For each line that holds "name", copy the line out.

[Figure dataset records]
______

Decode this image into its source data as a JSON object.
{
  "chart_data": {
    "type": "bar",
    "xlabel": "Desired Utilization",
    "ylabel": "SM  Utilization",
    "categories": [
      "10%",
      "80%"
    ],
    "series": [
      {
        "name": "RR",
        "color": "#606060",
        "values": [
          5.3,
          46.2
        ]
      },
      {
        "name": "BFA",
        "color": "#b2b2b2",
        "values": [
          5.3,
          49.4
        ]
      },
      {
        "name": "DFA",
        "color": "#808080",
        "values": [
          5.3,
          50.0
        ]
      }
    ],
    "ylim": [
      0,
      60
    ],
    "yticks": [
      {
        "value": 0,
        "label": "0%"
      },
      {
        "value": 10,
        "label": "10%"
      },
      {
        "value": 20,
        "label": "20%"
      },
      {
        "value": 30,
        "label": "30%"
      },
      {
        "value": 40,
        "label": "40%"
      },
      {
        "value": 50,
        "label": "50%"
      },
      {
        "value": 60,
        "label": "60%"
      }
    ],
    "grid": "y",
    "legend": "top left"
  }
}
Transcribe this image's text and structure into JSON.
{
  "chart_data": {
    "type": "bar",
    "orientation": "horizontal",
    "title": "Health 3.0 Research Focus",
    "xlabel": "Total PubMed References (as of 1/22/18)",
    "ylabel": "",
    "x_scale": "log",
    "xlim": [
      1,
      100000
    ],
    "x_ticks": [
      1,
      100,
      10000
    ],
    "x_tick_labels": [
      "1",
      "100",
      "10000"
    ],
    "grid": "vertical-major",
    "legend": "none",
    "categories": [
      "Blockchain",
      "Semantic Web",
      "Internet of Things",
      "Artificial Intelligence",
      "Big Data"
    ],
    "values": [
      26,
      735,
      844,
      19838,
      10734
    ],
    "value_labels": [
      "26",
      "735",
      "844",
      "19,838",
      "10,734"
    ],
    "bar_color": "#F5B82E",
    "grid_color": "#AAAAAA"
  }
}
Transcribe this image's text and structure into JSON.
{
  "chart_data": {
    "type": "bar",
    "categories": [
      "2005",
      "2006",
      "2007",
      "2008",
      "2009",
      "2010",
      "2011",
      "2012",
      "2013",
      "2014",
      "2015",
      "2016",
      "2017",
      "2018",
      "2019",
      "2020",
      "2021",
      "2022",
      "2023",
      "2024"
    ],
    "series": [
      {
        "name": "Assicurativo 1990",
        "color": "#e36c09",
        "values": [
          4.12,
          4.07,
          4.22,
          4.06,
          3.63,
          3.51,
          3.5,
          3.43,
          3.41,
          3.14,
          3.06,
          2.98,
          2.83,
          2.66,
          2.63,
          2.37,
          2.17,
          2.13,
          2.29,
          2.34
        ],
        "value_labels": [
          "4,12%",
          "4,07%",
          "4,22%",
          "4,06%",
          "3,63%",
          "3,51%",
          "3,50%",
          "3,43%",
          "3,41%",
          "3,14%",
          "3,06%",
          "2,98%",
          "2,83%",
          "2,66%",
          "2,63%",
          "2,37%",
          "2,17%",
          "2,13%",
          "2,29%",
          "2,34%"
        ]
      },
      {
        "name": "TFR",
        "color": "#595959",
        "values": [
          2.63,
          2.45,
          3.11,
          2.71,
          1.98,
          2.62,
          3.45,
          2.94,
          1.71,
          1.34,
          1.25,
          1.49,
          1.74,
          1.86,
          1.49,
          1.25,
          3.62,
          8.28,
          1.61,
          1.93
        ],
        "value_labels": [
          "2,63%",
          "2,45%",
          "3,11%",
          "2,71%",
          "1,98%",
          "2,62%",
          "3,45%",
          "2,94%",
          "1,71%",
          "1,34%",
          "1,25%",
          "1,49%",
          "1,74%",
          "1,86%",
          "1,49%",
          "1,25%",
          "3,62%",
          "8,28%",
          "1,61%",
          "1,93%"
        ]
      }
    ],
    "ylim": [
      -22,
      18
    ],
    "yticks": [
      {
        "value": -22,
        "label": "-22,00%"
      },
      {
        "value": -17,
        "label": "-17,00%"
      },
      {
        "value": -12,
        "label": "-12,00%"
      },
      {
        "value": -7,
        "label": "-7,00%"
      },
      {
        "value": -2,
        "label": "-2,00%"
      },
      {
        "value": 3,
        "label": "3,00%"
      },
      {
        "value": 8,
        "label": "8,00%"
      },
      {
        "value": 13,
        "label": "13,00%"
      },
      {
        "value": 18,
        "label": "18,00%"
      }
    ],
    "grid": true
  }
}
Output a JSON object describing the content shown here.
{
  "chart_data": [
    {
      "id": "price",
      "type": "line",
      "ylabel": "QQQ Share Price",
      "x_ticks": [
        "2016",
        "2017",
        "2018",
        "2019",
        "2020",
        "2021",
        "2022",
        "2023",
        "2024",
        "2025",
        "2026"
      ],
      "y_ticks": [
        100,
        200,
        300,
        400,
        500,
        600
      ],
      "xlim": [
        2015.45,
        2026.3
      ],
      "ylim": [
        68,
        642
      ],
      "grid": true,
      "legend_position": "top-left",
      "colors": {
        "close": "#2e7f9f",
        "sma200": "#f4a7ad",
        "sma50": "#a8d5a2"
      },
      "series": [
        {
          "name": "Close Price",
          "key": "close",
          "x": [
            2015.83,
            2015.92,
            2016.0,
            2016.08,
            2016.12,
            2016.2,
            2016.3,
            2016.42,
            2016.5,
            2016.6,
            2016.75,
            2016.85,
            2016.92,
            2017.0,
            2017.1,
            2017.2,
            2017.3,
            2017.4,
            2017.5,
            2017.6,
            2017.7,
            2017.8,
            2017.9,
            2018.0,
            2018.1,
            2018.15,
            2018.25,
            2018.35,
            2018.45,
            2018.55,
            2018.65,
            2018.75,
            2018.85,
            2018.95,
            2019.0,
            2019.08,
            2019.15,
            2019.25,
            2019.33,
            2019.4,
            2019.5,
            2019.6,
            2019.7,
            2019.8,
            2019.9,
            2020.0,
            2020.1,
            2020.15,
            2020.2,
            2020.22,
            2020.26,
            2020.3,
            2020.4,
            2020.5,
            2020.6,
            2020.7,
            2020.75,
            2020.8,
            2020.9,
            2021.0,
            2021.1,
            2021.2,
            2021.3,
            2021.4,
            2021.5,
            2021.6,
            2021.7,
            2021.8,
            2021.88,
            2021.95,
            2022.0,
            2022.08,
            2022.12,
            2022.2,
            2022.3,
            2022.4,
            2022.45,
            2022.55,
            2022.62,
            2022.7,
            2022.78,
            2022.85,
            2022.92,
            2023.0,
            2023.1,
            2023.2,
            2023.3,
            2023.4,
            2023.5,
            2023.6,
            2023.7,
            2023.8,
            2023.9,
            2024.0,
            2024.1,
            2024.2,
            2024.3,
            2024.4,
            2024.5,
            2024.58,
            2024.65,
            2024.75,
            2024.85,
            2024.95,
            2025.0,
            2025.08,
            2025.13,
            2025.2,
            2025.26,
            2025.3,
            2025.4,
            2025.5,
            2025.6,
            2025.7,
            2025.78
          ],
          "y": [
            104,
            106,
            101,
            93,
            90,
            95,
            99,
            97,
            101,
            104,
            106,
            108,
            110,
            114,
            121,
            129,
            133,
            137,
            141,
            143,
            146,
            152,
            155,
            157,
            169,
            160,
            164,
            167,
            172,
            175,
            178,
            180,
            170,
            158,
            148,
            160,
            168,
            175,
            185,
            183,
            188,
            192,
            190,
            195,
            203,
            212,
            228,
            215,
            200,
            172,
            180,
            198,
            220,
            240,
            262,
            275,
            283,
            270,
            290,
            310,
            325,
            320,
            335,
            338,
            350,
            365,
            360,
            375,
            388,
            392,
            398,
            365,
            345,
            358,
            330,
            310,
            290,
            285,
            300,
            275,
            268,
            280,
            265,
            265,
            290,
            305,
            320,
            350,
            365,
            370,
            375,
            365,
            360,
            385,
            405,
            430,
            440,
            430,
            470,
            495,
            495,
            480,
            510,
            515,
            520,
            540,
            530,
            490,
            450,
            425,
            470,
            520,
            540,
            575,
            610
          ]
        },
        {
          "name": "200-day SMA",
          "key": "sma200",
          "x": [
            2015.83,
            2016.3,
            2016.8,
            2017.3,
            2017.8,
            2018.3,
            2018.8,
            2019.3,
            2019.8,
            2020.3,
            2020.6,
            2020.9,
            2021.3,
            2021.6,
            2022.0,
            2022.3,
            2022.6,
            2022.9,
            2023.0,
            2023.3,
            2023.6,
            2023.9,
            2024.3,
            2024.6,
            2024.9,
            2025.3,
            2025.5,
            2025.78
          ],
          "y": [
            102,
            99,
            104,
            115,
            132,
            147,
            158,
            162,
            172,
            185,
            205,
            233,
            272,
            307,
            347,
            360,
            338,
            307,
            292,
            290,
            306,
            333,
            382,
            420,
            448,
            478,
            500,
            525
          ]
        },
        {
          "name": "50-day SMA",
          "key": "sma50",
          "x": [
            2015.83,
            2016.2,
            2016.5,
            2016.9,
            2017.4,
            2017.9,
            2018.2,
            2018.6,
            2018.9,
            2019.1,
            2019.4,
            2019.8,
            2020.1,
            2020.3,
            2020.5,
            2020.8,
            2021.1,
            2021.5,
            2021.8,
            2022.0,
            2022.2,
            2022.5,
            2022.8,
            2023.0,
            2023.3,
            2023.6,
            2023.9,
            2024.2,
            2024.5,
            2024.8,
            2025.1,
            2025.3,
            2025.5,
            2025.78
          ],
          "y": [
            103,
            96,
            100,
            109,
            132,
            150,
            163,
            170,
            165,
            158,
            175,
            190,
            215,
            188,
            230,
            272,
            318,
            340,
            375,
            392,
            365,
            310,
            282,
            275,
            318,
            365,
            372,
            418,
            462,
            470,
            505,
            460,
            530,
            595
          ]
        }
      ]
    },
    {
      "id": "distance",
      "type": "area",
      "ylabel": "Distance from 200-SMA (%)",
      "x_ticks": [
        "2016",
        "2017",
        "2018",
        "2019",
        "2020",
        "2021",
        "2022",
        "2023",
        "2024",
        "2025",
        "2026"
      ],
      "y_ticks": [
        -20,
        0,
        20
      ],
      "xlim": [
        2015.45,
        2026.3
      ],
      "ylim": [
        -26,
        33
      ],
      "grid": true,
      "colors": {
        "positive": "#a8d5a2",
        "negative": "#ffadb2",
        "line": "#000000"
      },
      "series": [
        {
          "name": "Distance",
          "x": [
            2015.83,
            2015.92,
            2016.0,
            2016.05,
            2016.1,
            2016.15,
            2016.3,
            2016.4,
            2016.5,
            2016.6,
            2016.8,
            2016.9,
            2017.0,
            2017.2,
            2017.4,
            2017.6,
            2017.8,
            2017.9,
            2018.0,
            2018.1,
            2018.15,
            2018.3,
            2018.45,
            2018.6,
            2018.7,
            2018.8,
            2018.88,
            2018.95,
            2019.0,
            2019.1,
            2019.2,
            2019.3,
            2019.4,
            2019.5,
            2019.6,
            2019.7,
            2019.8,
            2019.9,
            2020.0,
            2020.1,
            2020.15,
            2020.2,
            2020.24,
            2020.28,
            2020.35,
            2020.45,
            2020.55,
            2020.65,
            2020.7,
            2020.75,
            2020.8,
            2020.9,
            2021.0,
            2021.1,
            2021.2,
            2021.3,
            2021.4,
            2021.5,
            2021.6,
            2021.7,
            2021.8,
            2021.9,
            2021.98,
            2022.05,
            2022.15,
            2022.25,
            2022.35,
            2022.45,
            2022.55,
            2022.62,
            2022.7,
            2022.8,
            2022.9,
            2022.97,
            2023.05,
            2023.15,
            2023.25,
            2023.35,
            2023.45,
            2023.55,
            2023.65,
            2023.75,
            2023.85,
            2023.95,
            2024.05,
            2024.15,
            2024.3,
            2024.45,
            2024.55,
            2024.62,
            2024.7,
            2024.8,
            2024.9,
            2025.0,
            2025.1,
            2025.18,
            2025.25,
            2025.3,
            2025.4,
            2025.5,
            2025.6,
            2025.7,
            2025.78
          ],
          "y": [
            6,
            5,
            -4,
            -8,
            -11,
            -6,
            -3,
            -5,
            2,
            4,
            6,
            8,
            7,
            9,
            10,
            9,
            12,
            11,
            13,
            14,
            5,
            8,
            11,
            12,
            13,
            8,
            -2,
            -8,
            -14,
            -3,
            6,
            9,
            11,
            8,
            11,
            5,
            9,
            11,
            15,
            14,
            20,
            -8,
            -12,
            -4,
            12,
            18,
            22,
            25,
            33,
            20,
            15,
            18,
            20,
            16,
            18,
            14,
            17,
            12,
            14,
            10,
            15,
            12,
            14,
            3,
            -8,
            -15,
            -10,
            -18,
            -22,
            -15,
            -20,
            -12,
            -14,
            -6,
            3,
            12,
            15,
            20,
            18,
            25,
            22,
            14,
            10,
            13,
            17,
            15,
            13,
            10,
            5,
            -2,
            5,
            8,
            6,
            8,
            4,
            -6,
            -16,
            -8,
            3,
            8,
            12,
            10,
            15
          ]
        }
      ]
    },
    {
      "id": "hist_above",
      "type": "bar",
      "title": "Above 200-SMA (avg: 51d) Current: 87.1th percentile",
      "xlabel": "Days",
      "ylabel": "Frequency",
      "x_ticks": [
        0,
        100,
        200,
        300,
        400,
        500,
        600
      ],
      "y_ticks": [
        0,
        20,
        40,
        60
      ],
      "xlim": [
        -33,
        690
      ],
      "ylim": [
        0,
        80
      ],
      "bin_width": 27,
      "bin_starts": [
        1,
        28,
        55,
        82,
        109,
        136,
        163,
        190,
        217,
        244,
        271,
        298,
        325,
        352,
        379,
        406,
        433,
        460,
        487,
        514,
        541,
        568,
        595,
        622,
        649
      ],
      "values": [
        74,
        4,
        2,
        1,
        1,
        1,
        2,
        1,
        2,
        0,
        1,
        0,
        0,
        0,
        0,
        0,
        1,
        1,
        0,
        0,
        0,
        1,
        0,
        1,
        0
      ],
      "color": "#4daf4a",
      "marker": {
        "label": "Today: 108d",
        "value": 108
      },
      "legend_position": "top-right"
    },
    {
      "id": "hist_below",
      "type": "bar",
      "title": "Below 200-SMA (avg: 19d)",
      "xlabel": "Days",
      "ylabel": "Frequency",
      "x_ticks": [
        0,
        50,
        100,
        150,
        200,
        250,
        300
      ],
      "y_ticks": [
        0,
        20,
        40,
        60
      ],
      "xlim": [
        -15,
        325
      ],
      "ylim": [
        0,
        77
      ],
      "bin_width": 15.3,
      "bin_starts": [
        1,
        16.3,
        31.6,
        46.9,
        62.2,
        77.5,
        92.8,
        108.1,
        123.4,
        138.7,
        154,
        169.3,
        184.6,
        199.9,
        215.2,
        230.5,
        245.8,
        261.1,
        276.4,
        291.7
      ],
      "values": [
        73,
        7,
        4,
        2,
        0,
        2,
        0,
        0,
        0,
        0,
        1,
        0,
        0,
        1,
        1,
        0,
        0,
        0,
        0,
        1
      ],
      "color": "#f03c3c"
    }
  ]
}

______

■ Answer for the task ■
        "name": "RR",
        "name": "BFA",
        "name": "DFA",
        "name": "Assicurativo 1990",
        "name": "TFR",
          "name": "Close Price",
          "name": "200-day SMA",
          "name": "50-day SMA",
          "name": "Distance",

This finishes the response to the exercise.